WHAT NEEDS TO BE DONE: Copy out all of the material, matching it word for word.

MATERIALS PROVIDED:
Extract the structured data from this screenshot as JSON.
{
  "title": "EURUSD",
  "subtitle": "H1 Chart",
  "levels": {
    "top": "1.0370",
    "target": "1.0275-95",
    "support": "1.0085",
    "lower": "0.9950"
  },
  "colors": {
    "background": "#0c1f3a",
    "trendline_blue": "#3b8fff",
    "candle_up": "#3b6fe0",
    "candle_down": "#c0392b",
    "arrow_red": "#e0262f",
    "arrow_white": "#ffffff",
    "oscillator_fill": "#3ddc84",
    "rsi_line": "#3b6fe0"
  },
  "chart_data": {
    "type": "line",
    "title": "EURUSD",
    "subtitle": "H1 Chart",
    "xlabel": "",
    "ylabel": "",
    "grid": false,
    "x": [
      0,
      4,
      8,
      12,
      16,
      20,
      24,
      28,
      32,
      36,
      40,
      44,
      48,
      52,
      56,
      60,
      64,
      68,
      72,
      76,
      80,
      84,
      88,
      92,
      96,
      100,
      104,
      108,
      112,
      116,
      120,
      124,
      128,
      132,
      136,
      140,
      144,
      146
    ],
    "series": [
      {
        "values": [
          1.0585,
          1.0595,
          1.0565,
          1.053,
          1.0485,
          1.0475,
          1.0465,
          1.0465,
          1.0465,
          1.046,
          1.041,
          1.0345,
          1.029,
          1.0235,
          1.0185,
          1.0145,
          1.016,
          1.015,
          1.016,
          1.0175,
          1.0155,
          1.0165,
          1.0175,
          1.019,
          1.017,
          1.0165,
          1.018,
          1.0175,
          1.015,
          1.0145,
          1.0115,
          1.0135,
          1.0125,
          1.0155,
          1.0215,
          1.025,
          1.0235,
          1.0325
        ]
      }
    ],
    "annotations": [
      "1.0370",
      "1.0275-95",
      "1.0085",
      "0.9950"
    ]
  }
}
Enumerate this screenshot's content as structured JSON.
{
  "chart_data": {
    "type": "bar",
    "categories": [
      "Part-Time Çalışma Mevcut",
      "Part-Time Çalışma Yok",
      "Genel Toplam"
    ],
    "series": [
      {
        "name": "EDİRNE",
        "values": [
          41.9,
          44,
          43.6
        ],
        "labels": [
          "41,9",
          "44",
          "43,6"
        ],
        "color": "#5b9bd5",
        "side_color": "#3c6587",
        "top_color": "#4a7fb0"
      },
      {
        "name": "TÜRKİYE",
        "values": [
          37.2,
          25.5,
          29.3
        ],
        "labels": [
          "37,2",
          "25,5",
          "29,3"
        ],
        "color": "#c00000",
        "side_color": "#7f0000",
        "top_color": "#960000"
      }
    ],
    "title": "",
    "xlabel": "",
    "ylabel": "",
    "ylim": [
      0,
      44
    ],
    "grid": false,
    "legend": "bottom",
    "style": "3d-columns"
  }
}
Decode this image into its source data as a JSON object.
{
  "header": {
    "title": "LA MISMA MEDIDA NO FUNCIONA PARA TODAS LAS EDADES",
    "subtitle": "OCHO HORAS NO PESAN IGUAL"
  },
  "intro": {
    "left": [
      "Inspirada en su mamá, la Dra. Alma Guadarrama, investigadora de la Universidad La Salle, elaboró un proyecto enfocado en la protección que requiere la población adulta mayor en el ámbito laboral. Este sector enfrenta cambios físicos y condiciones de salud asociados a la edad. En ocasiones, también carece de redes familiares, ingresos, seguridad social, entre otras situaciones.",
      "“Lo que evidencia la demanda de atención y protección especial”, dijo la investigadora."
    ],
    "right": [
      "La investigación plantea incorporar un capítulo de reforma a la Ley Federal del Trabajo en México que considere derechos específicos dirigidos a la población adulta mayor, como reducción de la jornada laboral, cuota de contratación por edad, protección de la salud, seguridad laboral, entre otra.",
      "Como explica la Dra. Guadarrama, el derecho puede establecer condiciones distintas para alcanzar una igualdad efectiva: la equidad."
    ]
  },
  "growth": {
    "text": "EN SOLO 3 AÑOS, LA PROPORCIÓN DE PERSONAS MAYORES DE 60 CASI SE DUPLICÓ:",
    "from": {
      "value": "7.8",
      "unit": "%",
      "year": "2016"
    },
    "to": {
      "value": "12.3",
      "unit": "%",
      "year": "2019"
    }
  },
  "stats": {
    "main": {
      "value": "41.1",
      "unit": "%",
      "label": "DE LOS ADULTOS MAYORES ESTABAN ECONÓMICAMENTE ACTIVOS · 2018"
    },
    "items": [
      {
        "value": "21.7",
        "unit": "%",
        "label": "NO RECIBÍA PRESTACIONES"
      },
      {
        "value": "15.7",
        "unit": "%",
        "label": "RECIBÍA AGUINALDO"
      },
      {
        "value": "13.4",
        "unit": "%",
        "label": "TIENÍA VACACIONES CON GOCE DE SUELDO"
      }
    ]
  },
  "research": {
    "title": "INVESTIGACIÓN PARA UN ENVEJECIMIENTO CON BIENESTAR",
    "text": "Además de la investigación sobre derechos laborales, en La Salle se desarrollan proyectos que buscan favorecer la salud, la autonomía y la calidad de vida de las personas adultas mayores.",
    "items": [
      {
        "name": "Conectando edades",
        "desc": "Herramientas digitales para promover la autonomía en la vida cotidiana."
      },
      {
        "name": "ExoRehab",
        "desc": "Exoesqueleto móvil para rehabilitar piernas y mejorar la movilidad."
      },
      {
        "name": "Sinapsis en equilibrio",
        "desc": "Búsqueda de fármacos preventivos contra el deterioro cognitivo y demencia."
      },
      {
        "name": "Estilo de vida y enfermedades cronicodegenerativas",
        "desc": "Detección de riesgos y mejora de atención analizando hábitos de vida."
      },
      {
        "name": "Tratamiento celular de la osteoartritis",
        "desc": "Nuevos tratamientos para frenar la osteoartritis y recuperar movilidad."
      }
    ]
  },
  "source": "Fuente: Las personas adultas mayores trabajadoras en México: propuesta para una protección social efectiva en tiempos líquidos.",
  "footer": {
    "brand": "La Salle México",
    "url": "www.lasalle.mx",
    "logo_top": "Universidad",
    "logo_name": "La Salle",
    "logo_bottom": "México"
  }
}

EXERCISE OUTPUT:
Extract the structured data from this screenshot as JSON.
{
  "title": "EURUSD",
  "subtitle": "H1 Chart",
  "levels": {
    "top": "1.0370",
    "target": "1.0275-95",
    "support": "1.0085",
    "lower": "0.9950"
  },
  "colors": {
    "background": "#0c1f3a",
    "trendline_blue": "#3b8fff",
    "candle_up": "#3b6fe0",
    "candle_down": "#c0392b",
    "arrow_red": "#e0262f",
    "arrow_white": "#ffffff",
    "oscillator_fill": "#3ddc84",
    "rsi_line": "#3b6fe0"
  },
  "chart_data": {
    "type": "line",
    "title": "EURUSD",
    "subtitle": "H1 Chart",
    "xlabel": "",
    "ylabel": "",
    "grid": false,
    "x": [
      0,
      4,
      8,
      12,
      16,
      20,
      24,
      28,
      32,
      36,
      40,
      44,
      48,
      52,
      56,
      60,
      64,
      68,
      72,
      76,
      80,
      84,
      88,
      92,
      96,
      100,
      104,
      108,
      112,
      116,
      120,
      124,
      128,
      132,
      136,
      140,
      144,
      146
    ],
    "series": [
      {
        "values": [
          1.0585,
          1.0595,
          1.0565,
          1.053,
          1.0485,
          1.0475,
          1.0465,
          1.0465,
          1.0465,
          1.046,
          1.041,
          1.0345,
          1.029,
          1.0235,
          1.0185,
          1.0145,
          1.016,
          1.015,
          1.016,
          1.0175,
          1.0155,
          1.0165,
          1.0175,
          1.019,
          1.017,
          1.0165,
          1.018,
          1.0175,
          1.015,
          1.0145,
          1.0115,
          1.0135,
          1.0125,
          1.0155,
          1.0215,
          1.025,
          1.0235,
          1.0325
        ]
      }
    ],
    "annotations": [
      "1.0370",
      "1.0275-95",
      "1.0085",
      "0.9950"
    ]
  }
}
Enumerate this screenshot's content as structured JSON.
{
  "chart_data": {
    "type": "bar",
    "categories": [
      "Part-Time Çalışma Mevcut",
      "Part-Time Çalışma Yok",
      "Genel Toplam"
    ],
    "series": [
      {
        "name": "EDİRNE",
        "values": [
          41.9,
          44,
          43.6
        ],
        "labels": [
          "41,9",
          "44",
          "43,6"
        ],
        "color": "#5b9bd5",
        "side_color": "#3c6587",
        "top_color": "#4a7fb0"
      },
      {
        "name": "TÜRKİYE",
        "values": [
          37.2,
          25.5,
          29.3
        ],
        "labels": [
          "37,2",
          "25,5",
          "29,3"
        ],
        "color": "#c00000",
        "side_color": "#7f0000",
        "top_color": "#960000"
      }
    ],
    "title": "",
    "xlabel": "",
    "ylabel": "",
    "ylim": [
      0,
      44
    ],
    "grid": false,
    "legend": "bottom",
    "style": "3d-columns"
  }
}
Decode this image into its source data as a JSON object.
{
  "header": {
    "title": "LA MISMA MEDIDA NO FUNCIONA PARA TODAS LAS EDADES",
    "subtitle": "OCHO HORAS NO PESAN IGUAL"
  },
  "intro": {
    "left": [
      "Inspirada en su mamá, la Dra. Alma Guadarrama, investigadora de la Universidad La Salle, elaboró un proyecto enfocado en la protección que requiere la población adulta mayor en el ámbito laboral. Este sector enfrenta cambios físicos y condiciones de salud asociados a la edad. En ocasiones, también carece de redes familiares, ingresos, seguridad social, entre otras situaciones.",
      "“Lo que evidencia la demanda de atención y protección especial”, dijo la investigadora."
    ],
    "right": [
      "La investigación plantea incorporar un capítulo de reforma a la Ley Federal del Trabajo en México que considere derechos específicos dirigidos a la población adulta mayor, como reducción de la jornada laboral, cuota de contratación por edad, protección de la salud, seguridad laboral, entre otra.",
      "Como explica la Dra. Guadarrama, el derecho puede establecer condiciones distintas para alcanzar una igualdad efectiva: la equidad."
    ]
  },
  "growth": {
    "text": "EN SOLO 3 AÑOS, LA PROPORCIÓN DE PERSONAS MAYORES DE 60 CASI SE DUPLICÓ:",
    "from": {
      "value": "7.8",
      "unit": "%",
      "year": "2016"
    },
    "to": {
      "value": "12.3",
      "unit": "%",
      "year": "2019"
    }
  },
  "stats": {
    "main": {
      "value": "41.1",
      "unit": "%",
      "label": "DE LOS ADULTOS MAYORES ESTABAN ECONÓMICAMENTE ACTIVOS · 2018"
    },
    "items": [
      {
        "value": "21.7",
        "unit": "%",
        "label": "NO RECIBÍA PRESTACIONES"
      },
      {
        "value": "15.7",
        "unit": "%",
        "label": "RECIBÍA AGUINALDO"
      },
      {
        "value": "13.4",
        "unit": "%",
        "label": "TIENÍA VACACIONES CON GOCE DE SUELDO"
      }
    ]
  },
  "research": {
    "title": "INVESTIGACIÓN PARA UN ENVEJECIMIENTO CON BIENESTAR",
    "text": "Además de la investigación sobre derechos laborales, en La Salle se desarrollan proyectos que buscan favorecer la salud, la autonomía y la calidad de vida de las personas adultas mayores.",
    "items": [
      {
        "name": "Conectando edades",
        "desc": "Herramientas digitales para promover la autonomía en la vida cotidiana."
      },
      {
        "name": "ExoRehab",
        "desc": "Exoesqueleto móvil para rehabilitar piernas y mejorar la movilidad."
      },
      {
        "name": "Sinapsis en equilibrio",
        "desc": "Búsqueda de fármacos preventivos contra el deterioro cognitivo y demencia."
      },
      {
        "name": "Estilo de vida y enfermedades cronicodegenerativas",
        "desc": "Detección de riesgos y mejora de atención analizando hábitos de vida."
      },
      {
        "name": "Tratamiento celular de la osteoartritis",
        "desc": "Nuevos tratamientos para frenar la osteoartritis y recuperar movilidad."
      }
    ]
  },
  "source": "Fuente: Las personas adultas mayores trabajadoras en México: propuesta para una protección social efectiva en tiempos líquidos.",
  "footer": {
    "brand": "La Salle México",
    "url": "www.lasalle.mx",
    "logo_top": "Universidad",
    "logo_name": "La Salle",
    "logo_bottom": "México"
  }
}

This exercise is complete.